◆ **Given exercise**
Gather every line that includes the word "name", please.

** begin Provided information **

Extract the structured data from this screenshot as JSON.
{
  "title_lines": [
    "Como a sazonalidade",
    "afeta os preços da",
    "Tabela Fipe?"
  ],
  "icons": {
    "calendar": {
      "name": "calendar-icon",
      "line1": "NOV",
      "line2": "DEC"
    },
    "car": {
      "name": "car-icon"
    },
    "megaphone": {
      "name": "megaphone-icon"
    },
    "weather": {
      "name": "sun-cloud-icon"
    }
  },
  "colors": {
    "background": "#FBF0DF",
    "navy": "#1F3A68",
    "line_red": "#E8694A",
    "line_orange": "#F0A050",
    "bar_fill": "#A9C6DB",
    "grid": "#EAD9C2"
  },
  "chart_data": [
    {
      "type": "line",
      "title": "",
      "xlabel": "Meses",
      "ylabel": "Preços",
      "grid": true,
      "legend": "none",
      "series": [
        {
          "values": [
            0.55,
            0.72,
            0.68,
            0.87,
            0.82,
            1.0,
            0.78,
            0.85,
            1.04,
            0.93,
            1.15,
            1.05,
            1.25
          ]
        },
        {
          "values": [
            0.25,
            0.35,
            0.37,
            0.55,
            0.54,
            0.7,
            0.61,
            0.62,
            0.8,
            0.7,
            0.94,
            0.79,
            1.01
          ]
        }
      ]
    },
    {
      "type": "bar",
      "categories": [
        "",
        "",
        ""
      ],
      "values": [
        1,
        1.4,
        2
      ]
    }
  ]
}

** end Provided information **

◆ **The solution**
      "name": "calendar-icon",
      "name": "car-icon"
      "name": "megaphone-icon"
      "name": "sun-cloud-icon"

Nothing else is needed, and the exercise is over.